(Dataset excerpts)
++++++++

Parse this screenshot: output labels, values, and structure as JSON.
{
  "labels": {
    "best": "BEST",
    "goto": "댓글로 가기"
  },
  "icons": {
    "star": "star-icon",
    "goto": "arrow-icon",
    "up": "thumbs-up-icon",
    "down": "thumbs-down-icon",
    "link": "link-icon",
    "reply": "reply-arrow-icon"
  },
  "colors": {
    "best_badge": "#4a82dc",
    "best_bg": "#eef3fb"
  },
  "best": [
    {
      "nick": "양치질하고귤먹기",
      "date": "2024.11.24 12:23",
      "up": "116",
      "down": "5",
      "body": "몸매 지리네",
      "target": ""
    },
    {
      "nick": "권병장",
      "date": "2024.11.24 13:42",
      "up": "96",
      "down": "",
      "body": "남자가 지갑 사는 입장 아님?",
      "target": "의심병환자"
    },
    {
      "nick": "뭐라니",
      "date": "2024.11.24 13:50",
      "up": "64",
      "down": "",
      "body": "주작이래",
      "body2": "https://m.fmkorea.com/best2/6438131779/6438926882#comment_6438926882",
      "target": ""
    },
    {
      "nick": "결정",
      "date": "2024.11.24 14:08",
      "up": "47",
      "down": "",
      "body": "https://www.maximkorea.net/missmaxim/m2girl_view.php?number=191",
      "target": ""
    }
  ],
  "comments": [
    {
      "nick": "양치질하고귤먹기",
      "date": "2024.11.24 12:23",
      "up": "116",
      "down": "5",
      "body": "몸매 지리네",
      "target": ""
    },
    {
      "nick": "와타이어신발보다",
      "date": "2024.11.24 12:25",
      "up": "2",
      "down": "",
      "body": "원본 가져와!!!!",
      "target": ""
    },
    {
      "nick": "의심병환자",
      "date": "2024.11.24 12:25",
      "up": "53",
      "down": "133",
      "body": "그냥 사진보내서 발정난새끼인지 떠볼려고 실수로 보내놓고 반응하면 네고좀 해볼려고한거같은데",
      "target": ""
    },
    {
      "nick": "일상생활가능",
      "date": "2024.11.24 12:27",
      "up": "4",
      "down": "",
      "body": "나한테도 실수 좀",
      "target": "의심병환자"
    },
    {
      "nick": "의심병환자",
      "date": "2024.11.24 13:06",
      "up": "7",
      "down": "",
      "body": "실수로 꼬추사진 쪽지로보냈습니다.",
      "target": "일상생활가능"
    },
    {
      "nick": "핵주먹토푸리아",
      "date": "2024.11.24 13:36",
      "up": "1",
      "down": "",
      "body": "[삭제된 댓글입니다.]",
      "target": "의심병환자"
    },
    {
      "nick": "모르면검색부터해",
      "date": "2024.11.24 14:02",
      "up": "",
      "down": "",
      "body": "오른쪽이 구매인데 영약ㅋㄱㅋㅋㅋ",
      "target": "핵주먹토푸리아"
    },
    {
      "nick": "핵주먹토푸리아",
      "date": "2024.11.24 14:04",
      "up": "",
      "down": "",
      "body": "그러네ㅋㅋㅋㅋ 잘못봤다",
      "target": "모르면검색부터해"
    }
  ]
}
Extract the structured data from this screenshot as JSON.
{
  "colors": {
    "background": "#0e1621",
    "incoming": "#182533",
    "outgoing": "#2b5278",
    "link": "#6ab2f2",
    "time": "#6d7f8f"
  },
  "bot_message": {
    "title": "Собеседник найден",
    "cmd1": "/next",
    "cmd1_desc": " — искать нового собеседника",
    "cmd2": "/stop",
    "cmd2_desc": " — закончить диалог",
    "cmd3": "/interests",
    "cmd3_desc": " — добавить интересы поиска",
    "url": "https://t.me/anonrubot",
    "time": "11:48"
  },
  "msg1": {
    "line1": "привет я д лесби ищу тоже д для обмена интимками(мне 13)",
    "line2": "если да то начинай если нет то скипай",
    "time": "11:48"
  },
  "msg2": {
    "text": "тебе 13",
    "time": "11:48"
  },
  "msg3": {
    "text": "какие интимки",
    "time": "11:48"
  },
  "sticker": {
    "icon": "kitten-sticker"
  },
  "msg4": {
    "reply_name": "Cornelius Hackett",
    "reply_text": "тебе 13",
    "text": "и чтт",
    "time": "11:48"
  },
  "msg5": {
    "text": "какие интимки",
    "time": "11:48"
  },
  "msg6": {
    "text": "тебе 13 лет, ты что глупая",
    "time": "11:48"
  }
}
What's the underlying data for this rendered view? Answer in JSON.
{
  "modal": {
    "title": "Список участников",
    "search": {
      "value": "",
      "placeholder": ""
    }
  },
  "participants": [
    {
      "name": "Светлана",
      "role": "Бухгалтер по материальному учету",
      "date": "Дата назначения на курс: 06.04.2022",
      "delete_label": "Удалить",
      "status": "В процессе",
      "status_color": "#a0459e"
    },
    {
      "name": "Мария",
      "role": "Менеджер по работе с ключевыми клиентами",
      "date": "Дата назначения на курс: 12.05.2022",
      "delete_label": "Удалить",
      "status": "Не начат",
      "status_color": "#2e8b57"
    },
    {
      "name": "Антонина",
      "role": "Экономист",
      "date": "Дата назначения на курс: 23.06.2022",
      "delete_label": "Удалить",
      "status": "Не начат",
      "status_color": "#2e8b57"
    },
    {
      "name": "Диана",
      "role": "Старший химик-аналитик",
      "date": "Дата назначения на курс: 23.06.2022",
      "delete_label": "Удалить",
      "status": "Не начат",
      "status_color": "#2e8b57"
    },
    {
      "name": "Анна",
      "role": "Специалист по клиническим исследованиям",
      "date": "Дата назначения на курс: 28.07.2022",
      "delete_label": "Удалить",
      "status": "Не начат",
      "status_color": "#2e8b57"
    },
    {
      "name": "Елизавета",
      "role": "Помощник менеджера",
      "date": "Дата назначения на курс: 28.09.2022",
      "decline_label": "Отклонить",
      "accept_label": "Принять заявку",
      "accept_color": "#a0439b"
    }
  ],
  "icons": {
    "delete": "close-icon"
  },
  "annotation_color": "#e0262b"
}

++++++++

## Exercise
Retype the records in full. Keep every line identical to the original.

## Worked solution
Parse this screenshot: output labels, values, and structure as JSON.
{
  "labels": {
    "best": "BEST",
    "goto": "댓글로 가기"
  },
  "icons": {
    "star": "star-icon",
    "goto": "arrow-icon",
    "up": "thumbs-up-icon",
    "down": "thumbs-down-icon",
    "link": "link-icon",
    "reply": "reply-arrow-icon"
  },
  "colors": {
    "best_badge": "#4a82dc",
    "best_bg": "#eef3fb"
  },
  "best": [
    {
      "nick": "양치질하고귤먹기",
      "date": "2024.11.24 12:23",
      "up": "116",
      "down": "5",
      "body": "몸매 지리네",
      "target": ""
    },
    {
      "nick": "권병장",
      "date": "2024.11.24 13:42",
      "up": "96",
      "down": "",
      "body": "남자가 지갑 사는 입장 아님?",
      "target": "의심병환자"
    },
    {
      "nick": "뭐라니",
      "date": "2024.11.24 13:50",
      "up": "64",
      "down": "",
      "body": "주작이래",
      "body2": "https://m.fmkorea.com/best2/6438131779/6438926882#comment_6438926882",
      "target": ""
    },
    {
      "nick": "결정",
      "date": "2024.11.24 14:08",
      "up": "47",
      "down": "",
      "body": "https://www.maximkorea.net/missmaxim/m2girl_view.php?number=191",
      "target": ""
    }
  ],
  "comments": [
    {
      "nick": "양치질하고귤먹기",
      "date": "2024.11.24 12:23",
      "up": "116",
      "down": "5",
      "body": "몸매 지리네",
      "target": ""
    },
    {
      "nick": "와타이어신발보다",
      "date": "2024.11.24 12:25",
      "up": "2",
      "down": "",
      "body": "원본 가져와!!!!",
      "target": ""
    },
    {
      "nick": "의심병환자",
      "date": "2024.11.24 12:25",
      "up": "53",
      "down": "133",
      "body": "그냥 사진보내서 발정난새끼인지 떠볼려고 실수로 보내놓고 반응하면 네고좀 해볼려고한거같은데",
      "target": ""
    },
    {
      "nick": "일상생활가능",
      "date": "2024.11.24 12:27",
      "up": "4",
      "down": "",
      "body": "나한테도 실수 좀",
      "target": "의심병환자"
    },
    {
      "nick": "의심병환자",
      "date": "2024.11.24 13:06",
      "up": "7",
      "down": "",
      "body": "실수로 꼬추사진 쪽지로보냈습니다.",
      "target": "일상생활가능"
    },
    {
      "nick": "핵주먹토푸리아",
      "date": "2024.11.24 13:36",
      "up": "1",
      "down": "",
      "body": "[삭제된 댓글입니다.]",
      "target": "의심병환자"
    },
    {
      "nick": "모르면검색부터해",
      "date": "2024.11.24 14:02",
      "up": "",
      "down": "",
      "body": "오른쪽이 구매인데 영약ㅋㄱㅋㅋㅋ",
      "target": "핵주먹토푸리아"
    },
    {
      "nick": "핵주먹토푸리아",
      "date": "2024.11.24 14:04",
      "up": "",
      "down": "",
      "body": "그러네ㅋㅋㅋㅋ 잘못봤다",
      "target": "모르면검색부터해"
    }
  ]
}
Extract the structured data from this screenshot as JSON.
{
  "colors": {
    "background": "#0e1621",
    "incoming": "#182533",
    "outgoing": "#2b5278",
    "link": "#6ab2f2",
    "time": "#6d7f8f"
  },
  "bot_message": {
    "title": "Собеседник найден",
    "cmd1": "/next",
    "cmd1_desc": " — искать нового собеседника",
    "cmd2": "/stop",
    "cmd2_desc": " — закончить диалог",
    "cmd3": "/interests",
    "cmd3_desc": " — добавить интересы поиска",
    "url": "https://t.me/anonrubot",
    "time": "11:48"
  },
  "msg1": {
    "line1": "привет я д лесби ищу тоже д для обмена интимками(мне 13)",
    "line2": "если да то начинай если нет то скипай",
    "time": "11:48"
  },
  "msg2": {
    "text": "тебе 13",
    "time": "11:48"
  },
  "msg3": {
    "text": "какие интимки",
    "time": "11:48"
  },
  "sticker": {
    "icon": "kitten-sticker"
  },
  "msg4": {
    "reply_name": "Cornelius Hackett",
    "reply_text": "тебе 13",
    "text": "и чтт",
    "time": "11:48"
  },
  "msg5": {
    "text": "какие интимки",
    "time": "11:48"
  },
  "msg6": {
    "text": "тебе 13 лет, ты что глупая",
    "time": "11:48"
  }
}
What's the underlying data for this rendered view? Answer in JSON.
{
  "modal": {
    "title": "Список участников",
    "search": {
      "value": "",
      "placeholder": ""
    }
  },
  "participants": [
    {
      "name": "Светлана",
      "role": "Бухгалтер по материальному учету",
      "date": "Дата назначения на курс: 06.04.2022",
      "delete_label": "Удалить",
      "status": "В процессе",
      "status_color": "#a0459e"
    },
    {
      "name": "Мария",
      "role": "Менеджер по работе с ключевыми клиентами",
      "date": "Дата назначения на курс: 12.05.2022",
      "delete_label": "Удалить",
      "status": "Не начат",
      "status_color": "#2e8b57"
    },
    {
      "name": "Антонина",
      "role": "Экономист",
      "date": "Дата назначения на курс: 23.06.2022",
      "delete_label": "Удалить",
      "status": "Не начат",
      "status_color": "#2e8b57"
    },
    {
      "name": "Диана",
      "role": "Старший химик-аналитик",
      "date": "Дата назначения на курс: 23.06.2022",
      "delete_label": "Удалить",
      "status": "Не начат",
      "status_color": "#2e8b57"
    },
    {
      "name": "Анна",
      "role": "Специалист по клиническим исследованиям",
      "date": "Дата назначения на курс: 28.07.2022",
      "delete_label": "Удалить",
      "status": "Не начат",
      "status_color": "#2e8b57"
    },
    {
      "name": "Елизавета",
      "role": "Помощник менеджера",
      "date": "Дата назначения на курс: 28.09.2022",
      "decline_label": "Отклонить",
      "accept_label": "Принять заявку",
      "accept_color": "#a0439b"
    }
  ],
  "icons": {
    "delete": "close-icon"
  },
  "annotation_color": "#e0262b"
}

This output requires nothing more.